• _Aim_:
Your answer should be a single number: the count of lines that hold the word "than".

#### Rows ####

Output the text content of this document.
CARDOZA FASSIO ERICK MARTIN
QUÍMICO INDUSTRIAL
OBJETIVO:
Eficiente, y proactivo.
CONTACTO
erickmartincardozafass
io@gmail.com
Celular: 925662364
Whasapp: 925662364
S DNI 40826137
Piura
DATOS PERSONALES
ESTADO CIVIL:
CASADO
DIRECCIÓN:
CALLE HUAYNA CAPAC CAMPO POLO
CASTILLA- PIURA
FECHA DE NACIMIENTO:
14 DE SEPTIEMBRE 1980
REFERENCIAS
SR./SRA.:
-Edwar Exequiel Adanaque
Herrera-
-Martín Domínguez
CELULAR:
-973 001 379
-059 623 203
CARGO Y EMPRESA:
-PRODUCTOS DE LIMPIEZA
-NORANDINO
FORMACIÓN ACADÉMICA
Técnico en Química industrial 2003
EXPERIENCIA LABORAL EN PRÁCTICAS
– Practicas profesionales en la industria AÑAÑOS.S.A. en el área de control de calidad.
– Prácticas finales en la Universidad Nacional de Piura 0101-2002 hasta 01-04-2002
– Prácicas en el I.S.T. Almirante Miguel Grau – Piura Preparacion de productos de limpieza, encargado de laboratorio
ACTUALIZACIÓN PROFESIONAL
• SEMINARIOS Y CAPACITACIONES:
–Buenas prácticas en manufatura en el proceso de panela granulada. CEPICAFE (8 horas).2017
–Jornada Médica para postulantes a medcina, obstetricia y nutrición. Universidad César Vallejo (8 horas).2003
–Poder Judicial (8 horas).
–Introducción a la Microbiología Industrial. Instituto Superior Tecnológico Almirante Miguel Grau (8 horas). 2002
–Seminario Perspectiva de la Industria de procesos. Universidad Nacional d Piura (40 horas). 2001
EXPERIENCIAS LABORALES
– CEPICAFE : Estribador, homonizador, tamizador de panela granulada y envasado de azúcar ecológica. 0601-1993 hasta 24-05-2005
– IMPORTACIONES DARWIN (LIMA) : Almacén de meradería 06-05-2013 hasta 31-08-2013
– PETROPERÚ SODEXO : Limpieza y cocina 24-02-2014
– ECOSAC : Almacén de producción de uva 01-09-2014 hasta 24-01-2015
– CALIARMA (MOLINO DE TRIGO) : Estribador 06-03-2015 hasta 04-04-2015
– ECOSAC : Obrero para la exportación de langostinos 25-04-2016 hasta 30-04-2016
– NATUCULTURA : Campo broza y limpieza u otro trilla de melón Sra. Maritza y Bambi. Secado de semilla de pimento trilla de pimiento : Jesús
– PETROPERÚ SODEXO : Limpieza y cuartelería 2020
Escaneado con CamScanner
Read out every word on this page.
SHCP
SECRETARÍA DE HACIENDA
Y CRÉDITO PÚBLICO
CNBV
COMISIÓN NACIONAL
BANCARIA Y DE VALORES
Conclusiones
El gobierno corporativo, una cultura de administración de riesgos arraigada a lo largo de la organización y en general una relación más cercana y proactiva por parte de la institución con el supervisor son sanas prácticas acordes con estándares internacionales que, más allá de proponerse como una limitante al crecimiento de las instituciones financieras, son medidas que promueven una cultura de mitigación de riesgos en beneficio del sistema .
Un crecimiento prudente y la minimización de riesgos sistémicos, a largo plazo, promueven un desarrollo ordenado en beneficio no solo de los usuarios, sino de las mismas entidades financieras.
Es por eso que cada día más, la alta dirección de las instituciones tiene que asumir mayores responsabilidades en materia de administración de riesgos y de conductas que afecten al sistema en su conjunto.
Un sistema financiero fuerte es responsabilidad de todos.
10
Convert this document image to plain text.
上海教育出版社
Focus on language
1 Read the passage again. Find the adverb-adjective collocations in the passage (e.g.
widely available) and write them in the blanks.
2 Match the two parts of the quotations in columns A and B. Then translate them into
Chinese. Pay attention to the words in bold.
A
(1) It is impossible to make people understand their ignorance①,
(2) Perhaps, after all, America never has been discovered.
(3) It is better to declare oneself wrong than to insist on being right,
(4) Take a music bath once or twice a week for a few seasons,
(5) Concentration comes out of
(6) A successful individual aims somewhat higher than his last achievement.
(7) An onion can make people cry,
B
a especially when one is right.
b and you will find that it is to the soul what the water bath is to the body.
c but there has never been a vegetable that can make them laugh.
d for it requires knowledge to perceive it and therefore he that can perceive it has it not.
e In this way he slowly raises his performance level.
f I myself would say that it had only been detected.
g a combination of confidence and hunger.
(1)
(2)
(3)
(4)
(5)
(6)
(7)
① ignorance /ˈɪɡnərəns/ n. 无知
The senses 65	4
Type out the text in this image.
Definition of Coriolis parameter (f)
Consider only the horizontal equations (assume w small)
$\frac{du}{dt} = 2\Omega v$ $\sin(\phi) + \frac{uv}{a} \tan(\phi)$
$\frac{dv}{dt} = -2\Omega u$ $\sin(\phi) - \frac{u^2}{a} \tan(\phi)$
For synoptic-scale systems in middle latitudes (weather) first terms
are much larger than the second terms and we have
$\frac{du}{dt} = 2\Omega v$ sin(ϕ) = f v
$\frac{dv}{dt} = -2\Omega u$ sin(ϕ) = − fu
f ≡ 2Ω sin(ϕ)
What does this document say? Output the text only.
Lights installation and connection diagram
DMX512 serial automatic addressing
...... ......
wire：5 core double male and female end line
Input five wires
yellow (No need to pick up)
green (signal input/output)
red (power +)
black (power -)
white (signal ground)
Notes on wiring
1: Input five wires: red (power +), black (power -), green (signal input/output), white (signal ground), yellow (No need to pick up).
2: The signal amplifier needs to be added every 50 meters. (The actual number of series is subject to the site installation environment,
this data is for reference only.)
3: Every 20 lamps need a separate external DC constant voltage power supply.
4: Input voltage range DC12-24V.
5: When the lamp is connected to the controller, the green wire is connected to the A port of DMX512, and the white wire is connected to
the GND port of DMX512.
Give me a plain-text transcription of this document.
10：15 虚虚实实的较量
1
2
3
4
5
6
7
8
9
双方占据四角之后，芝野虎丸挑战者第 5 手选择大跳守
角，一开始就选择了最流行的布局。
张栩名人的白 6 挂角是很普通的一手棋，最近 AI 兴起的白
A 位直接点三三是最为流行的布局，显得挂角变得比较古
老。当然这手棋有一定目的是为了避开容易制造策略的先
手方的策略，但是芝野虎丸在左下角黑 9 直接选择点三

####

• _Correct output_:
3